# Exercise aim
Quote only the lines that start at the line with "Decode this image" and run to the end of the entries; omit the pictures.

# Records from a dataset
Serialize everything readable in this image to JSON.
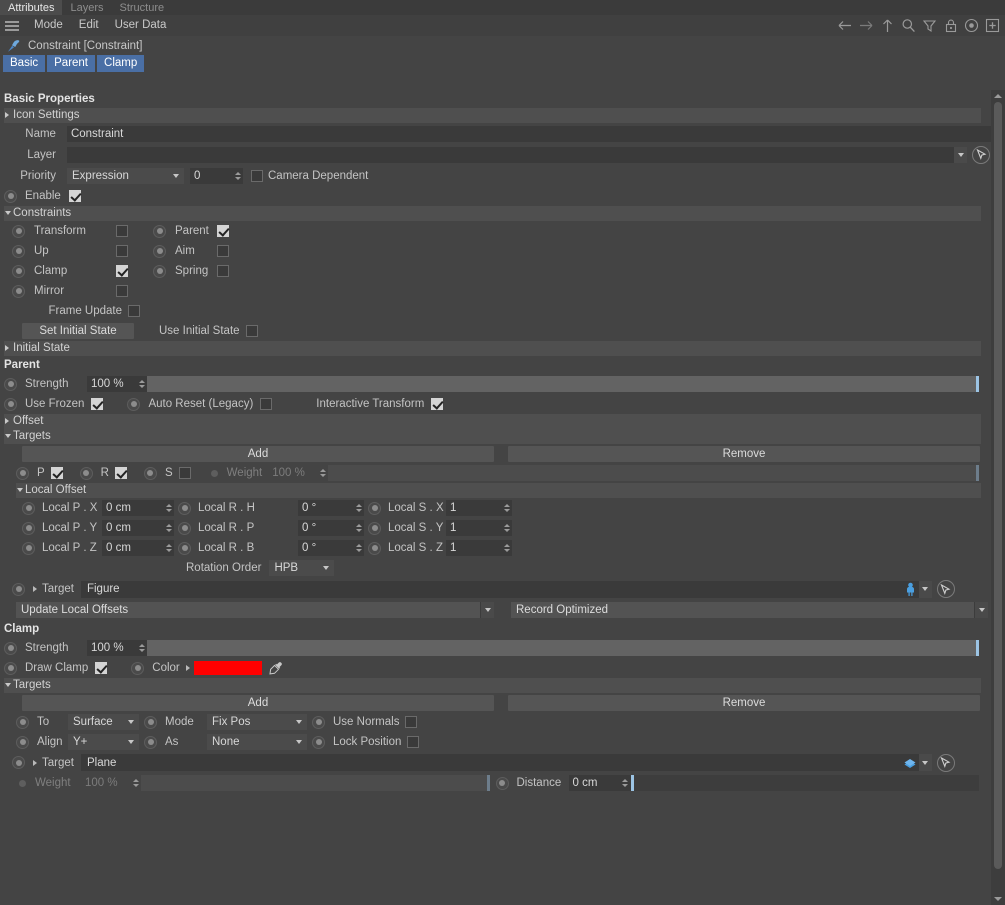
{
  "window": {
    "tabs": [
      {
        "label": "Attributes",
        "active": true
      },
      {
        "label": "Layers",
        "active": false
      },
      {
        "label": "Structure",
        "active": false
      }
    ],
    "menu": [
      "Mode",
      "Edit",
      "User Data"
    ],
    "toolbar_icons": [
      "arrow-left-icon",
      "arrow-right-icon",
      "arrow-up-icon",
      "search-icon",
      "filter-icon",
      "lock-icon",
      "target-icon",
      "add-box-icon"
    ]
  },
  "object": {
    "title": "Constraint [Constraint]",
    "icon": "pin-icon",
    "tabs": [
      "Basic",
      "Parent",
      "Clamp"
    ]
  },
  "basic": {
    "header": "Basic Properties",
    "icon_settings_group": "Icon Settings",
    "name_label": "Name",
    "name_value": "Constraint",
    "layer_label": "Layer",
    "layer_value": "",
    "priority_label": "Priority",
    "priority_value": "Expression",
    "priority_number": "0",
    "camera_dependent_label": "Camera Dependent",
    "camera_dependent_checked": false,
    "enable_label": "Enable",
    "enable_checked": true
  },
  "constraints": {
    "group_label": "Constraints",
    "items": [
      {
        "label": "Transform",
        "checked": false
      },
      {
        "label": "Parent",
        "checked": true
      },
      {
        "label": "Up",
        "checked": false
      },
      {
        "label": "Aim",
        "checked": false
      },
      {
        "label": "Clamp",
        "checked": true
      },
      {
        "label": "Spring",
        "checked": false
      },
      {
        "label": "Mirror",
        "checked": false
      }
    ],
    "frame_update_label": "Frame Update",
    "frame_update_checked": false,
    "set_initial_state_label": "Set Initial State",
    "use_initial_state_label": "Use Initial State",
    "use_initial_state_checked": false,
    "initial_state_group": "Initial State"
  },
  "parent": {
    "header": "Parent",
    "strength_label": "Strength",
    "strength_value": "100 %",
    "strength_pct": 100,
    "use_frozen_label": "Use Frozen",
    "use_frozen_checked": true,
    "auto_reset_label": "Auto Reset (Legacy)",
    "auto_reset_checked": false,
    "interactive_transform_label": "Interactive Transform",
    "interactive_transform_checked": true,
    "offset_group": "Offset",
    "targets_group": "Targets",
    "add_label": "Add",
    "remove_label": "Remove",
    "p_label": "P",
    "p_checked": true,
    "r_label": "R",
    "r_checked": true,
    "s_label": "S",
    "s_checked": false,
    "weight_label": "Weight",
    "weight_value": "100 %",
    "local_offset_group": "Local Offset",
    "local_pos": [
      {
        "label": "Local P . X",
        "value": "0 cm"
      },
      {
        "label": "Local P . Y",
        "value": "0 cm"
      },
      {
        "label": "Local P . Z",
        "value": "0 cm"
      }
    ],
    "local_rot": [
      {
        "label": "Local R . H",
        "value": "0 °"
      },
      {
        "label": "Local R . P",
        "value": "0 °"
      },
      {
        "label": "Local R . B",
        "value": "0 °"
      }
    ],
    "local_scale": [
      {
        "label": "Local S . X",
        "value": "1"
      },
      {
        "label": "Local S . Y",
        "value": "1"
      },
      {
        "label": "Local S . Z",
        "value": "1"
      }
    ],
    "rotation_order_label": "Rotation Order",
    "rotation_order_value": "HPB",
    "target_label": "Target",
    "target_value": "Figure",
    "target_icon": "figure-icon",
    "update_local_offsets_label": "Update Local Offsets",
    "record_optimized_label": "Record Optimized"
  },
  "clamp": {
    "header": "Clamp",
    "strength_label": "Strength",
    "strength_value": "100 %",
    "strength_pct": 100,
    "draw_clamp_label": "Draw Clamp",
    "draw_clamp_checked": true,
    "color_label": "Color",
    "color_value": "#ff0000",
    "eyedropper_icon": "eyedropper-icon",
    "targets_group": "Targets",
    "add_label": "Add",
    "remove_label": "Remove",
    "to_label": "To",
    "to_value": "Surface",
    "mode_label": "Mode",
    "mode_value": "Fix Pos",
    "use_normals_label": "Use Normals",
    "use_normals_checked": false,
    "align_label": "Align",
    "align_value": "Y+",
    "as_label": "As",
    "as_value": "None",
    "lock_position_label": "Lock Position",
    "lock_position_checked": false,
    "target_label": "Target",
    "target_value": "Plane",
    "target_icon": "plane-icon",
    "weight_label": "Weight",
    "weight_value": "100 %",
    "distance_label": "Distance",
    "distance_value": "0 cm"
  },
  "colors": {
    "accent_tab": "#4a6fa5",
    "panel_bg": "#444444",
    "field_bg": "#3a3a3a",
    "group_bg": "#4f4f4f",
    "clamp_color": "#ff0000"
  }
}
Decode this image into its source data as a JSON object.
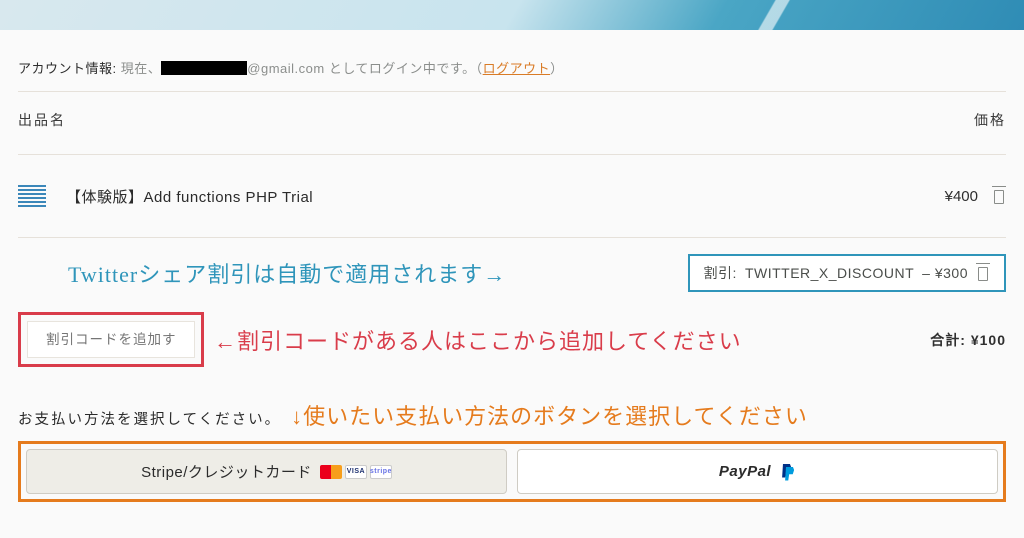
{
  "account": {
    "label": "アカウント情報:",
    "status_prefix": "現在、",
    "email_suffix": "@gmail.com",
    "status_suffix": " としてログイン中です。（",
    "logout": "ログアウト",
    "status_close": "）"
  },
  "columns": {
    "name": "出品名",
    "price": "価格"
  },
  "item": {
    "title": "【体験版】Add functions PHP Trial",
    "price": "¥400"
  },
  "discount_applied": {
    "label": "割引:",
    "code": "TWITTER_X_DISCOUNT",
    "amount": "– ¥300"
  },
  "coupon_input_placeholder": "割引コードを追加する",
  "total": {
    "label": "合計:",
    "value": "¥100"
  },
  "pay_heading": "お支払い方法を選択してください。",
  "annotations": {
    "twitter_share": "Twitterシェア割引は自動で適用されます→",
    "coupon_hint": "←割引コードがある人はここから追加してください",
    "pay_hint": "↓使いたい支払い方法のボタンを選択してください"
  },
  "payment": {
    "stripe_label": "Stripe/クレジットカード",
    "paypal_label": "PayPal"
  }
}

# Final result
Decode this image into its source data as a JSON object.
{
  "account": {
    "label": "アカウント情報:",
    "status_prefix": "現在、",
    "email_suffix": "@gmail.com",
    "status_suffix": " としてログイン中です。（",
    "logout": "ログアウト",
    "status_close": "）"
  },
  "columns": {
    "name": "出品名",
    "price": "価格"
  },
  "item": {
    "title": "【体験版】Add functions PHP Trial",
    "price": "¥400"
  },
  "discount_applied": {
    "label": "割引:",
    "code": "TWITTER_X_DISCOUNT",
    "amount": "– ¥300"
  },
  "coupon_input_placeholder": "割引コードを追加する",
  "total": {
    "label": "合計:",
    "value": "¥100"
  },
  "pay_heading": "お支払い方法を選択してください。",
  "annotations": {
    "twitter_share": "Twitterシェア割引は自動で適用されます→",
    "coupon_hint": "←割引コードがある人はここから追加してください",
    "pay_hint": "↓使いたい支払い方法のボタンを選択してください"
  },
  "payment": {
    "stripe_label": "Stripe/クレジットカード",
    "paypal_label": "PayPal"
  }
}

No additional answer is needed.